### WHAT YOU ARE ASKED TO DO
Give the listing below again in full, exactly as written.

(Excerpts from a figure dataset)
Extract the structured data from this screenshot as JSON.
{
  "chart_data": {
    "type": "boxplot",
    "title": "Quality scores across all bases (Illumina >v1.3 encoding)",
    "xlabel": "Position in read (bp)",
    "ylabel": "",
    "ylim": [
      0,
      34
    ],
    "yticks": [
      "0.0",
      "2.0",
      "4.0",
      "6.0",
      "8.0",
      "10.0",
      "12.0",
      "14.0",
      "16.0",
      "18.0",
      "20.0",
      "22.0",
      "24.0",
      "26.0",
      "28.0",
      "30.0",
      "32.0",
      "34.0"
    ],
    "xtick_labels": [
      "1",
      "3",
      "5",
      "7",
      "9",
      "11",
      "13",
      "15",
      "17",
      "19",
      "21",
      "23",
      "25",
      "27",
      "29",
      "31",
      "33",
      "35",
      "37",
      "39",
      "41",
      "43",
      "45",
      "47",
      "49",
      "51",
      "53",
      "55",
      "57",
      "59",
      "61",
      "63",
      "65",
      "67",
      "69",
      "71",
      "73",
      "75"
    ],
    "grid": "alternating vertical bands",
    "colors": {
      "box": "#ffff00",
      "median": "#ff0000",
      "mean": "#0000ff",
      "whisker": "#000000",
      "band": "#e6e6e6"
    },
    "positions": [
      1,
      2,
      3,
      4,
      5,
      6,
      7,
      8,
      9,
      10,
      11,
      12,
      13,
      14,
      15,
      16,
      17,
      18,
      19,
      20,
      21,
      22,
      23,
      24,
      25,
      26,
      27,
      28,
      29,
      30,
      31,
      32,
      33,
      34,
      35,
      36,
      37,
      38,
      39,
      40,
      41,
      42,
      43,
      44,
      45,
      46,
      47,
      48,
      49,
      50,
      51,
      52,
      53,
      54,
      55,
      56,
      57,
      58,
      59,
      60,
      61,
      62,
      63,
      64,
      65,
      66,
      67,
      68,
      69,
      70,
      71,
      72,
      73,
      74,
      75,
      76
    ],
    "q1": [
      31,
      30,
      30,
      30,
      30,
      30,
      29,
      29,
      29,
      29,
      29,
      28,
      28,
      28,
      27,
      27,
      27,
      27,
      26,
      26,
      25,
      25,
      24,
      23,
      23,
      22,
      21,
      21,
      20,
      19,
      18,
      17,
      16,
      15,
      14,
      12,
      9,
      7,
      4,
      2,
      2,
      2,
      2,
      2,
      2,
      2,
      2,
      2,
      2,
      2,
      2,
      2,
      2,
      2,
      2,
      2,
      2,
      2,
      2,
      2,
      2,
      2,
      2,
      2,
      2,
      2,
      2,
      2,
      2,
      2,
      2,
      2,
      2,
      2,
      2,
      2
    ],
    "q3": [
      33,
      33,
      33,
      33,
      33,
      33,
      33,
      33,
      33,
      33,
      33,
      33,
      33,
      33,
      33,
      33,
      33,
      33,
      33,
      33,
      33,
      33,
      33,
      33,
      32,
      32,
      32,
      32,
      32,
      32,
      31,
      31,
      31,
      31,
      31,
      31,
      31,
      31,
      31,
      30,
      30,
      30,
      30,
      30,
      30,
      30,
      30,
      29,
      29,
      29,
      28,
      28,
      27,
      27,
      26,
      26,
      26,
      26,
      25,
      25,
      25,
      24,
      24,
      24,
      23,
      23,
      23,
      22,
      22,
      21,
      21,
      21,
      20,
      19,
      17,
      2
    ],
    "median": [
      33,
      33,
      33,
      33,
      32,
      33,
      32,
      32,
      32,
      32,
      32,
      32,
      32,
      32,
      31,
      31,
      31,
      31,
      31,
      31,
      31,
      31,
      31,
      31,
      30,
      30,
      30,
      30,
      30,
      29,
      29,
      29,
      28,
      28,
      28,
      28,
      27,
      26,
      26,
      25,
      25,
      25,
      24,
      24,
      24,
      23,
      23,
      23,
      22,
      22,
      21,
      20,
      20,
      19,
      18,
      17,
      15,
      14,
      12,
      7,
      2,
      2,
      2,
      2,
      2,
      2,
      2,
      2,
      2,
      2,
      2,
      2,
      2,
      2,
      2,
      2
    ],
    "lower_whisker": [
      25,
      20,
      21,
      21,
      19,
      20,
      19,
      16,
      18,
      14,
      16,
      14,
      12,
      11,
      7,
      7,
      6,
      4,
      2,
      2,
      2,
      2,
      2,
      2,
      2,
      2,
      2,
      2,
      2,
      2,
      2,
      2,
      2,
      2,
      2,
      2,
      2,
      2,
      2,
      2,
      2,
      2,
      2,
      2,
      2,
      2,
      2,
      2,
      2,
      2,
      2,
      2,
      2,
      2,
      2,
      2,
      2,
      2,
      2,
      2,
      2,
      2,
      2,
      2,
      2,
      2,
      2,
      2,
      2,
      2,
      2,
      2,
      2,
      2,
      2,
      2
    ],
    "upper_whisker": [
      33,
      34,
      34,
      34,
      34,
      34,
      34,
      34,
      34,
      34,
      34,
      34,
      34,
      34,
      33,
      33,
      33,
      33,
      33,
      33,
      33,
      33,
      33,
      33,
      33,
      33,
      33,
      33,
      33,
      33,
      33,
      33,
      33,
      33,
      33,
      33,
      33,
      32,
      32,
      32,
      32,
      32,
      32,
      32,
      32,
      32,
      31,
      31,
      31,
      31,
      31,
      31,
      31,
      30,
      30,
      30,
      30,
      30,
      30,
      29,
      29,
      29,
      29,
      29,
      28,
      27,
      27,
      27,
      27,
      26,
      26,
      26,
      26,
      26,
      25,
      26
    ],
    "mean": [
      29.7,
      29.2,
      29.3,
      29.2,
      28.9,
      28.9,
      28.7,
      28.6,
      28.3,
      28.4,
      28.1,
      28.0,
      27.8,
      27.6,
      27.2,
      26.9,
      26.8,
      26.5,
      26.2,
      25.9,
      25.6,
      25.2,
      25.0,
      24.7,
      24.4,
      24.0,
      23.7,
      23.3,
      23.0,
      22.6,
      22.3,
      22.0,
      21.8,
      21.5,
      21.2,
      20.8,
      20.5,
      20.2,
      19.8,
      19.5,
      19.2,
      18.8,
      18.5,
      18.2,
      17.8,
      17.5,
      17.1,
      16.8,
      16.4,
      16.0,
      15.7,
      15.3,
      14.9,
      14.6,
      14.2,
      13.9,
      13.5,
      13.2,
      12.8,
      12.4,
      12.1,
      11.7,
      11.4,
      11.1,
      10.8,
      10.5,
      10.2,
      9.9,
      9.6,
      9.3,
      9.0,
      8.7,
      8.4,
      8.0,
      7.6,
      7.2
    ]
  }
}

### ANSWER TO THE PROBLEM
Extract the structured data from this screenshot as JSON.
{
  "chart_data": {
    "type": "boxplot",
    "title": "Quality scores across all bases (Illumina >v1.3 encoding)",
    "xlabel": "Position in read (bp)",
    "ylabel": "",
    "ylim": [
      0,
      34
    ],
    "yticks": [
      "0.0",
      "2.0",
      "4.0",
      "6.0",
      "8.0",
      "10.0",
      "12.0",
      "14.0",
      "16.0",
      "18.0",
      "20.0",
      "22.0",
      "24.0",
      "26.0",
      "28.0",
      "30.0",
      "32.0",
      "34.0"
    ],
    "xtick_labels": [
      "1",
      "3",
      "5",
      "7",
      "9",
      "11",
      "13",
      "15",
      "17",
      "19",
      "21",
      "23",
      "25",
      "27",
      "29",
      "31",
      "33",
      "35",
      "37",
      "39",
      "41",
      "43",
      "45",
      "47",
      "49",
      "51",
      "53",
      "55",
      "57",
      "59",
      "61",
      "63",
      "65",
      "67",
      "69",
      "71",
      "73",
      "75"
    ],
    "grid": "alternating vertical bands",
    "colors": {
      "box": "#ffff00",
      "median": "#ff0000",
      "mean": "#0000ff",
      "whisker": "#000000",
      "band": "#e6e6e6"
    },
    "positions": [
      1,
      2,
      3,
      4,
      5,
      6,
      7,
      8,
      9,
      10,
      11,
      12,
      13,
      14,
      15,
      16,
      17,
      18,
      19,
      20,
      21,
      22,
      23,
      24,
      25,
      26,
      27,
      28,
      29,
      30,
      31,
      32,
      33,
      34,
      35,
      36,
      37,
      38,
      39,
      40,
      41,
      42,
      43,
      44,
      45,
      46,
      47,
      48,
      49,
      50,
      51,
      52,
      53,
      54,
      55,
      56,
      57,
      58,
      59,
      60,
      61,
      62,
      63,
      64,
      65,
      66,
      67,
      68,
      69,
      70,
      71,
      72,
      73,
      74,
      75,
      76
    ],
    "q1": [
      31,
      30,
      30,
      30,
      30,
      30,
      29,
      29,
      29,
      29,
      29,
      28,
      28,
      28,
      27,
      27,
      27,
      27,
      26,
      26,
      25,
      25,
      24,
      23,
      23,
      22,
      21,
      21,
      20,
      19,
      18,
      17,
      16,
      15,
      14,
      12,
      9,
      7,
      4,
      2,
      2,
      2,
      2,
      2,
      2,
      2,
      2,
      2,
      2,
      2,
      2,
      2,
      2,
      2,
      2,
      2,
      2,
      2,
      2,
      2,
      2,
      2,
      2,
      2,
      2,
      2,
      2,
      2,
      2,
      2,
      2,
      2,
      2,
      2,
      2,
      2
    ],
    "q3": [
      33,
      33,
      33,
      33,
      33,
      33,
      33,
      33,
      33,
      33,
      33,
      33,
      33,
      33,
      33,
      33,
      33,
      33,
      33,
      33,
      33,
      33,
      33,
      33,
      32,
      32,
      32,
      32,
      32,
      32,
      31,
      31,
      31,
      31,
      31,
      31,
      31,
      31,
      31,
      30,
      30,
      30,
      30,
      30,
      30,
      30,
      30,
      29,
      29,
      29,
      28,
      28,
      27,
      27,
      26,
      26,
      26,
      26,
      25,
      25,
      25,
      24,
      24,
      24,
      23,
      23,
      23,
      22,
      22,
      21,
      21,
      21,
      20,
      19,
      17,
      2
    ],
    "median": [
      33,
      33,
      33,
      33,
      32,
      33,
      32,
      32,
      32,
      32,
      32,
      32,
      32,
      32,
      31,
      31,
      31,
      31,
      31,
      31,
      31,
      31,
      31,
      31,
      30,
      30,
      30,
      30,
      30,
      29,
      29,
      29,
      28,
      28,
      28,
      28,
      27,
      26,
      26,
      25,
      25,
      25,
      24,
      24,
      24,
      23,
      23,
      23,
      22,
      22,
      21,
      20,
      20,
      19,
      18,
      17,
      15,
      14,
      12,
      7,
      2,
      2,
      2,
      2,
      2,
      2,
      2,
      2,
      2,
      2,
      2,
      2,
      2,
      2,
      2,
      2
    ],
    "lower_whisker": [
      25,
      20,
      21,
      21,
      19,
      20,
      19,
      16,
      18,
      14,
      16,
      14,
      12,
      11,
      7,
      7,
      6,
      4,
      2,
      2,
      2,
      2,
      2,
      2,
      2,
      2,
      2,
      2,
      2,
      2,
      2,
      2,
      2,
      2,
      2,
      2,
      2,
      2,
      2,
      2,
      2,
      2,
      2,
      2,
      2,
      2,
      2,
      2,
      2,
      2,
      2,
      2,
      2,
      2,
      2,
      2,
      2,
      2,
      2,
      2,
      2,
      2,
      2,
      2,
      2,
      2,
      2,
      2,
      2,
      2,
      2,
      2,
      2,
      2,
      2,
      2
    ],
    "upper_whisker": [
      33,
      34,
      34,
      34,
      34,
      34,
      34,
      34,
      34,
      34,
      34,
      34,
      34,
      34,
      33,
      33,
      33,
      33,
      33,
      33,
      33,
      33,
      33,
      33,
      33,
      33,
      33,
      33,
      33,
      33,
      33,
      33,
      33,
      33,
      33,
      33,
      33,
      32,
      32,
      32,
      32,
      32,
      32,
      32,
      32,
      32,
      31,
      31,
      31,
      31,
      31,
      31,
      31,
      30,
      30,
      30,
      30,
      30,
      30,
      29,
      29,
      29,
      29,
      29,
      28,
      27,
      27,
      27,
      27,
      26,
      26,
      26,
      26,
      26,
      25,
      26
    ],
    "mean": [
      29.7,
      29.2,
      29.3,
      29.2,
      28.9,
      28.9,
      28.7,
      28.6,
      28.3,
      28.4,
      28.1,
      28.0,
      27.8,
      27.6,
      27.2,
      26.9,
      26.8,
      26.5,
      26.2,
      25.9,
      25.6,
      25.2,
      25.0,
      24.7,
      24.4,
      24.0,
      23.7,
      23.3,
      23.0,
      22.6,
      22.3,
      22.0,
      21.8,
      21.5,
      21.2,
      20.8,
      20.5,
      20.2,
      19.8,
      19.5,
      19.2,
      18.8,
      18.5,
      18.2,
      17.8,
      17.5,
      17.1,
      16.8,
      16.4,
      16.0,
      15.7,
      15.3,
      14.9,
      14.6,
      14.2,
      13.9,
      13.5,
      13.2,
      12.8,
      12.4,
      12.1,
      11.7,
      11.4,
      11.1,
      10.8,
      10.5,
      10.2,
      9.9,
      9.6,
      9.3,
      9.0,
      8.7,
      8.4,
      8.0,
      7.6,
      7.2
    ]
  }
}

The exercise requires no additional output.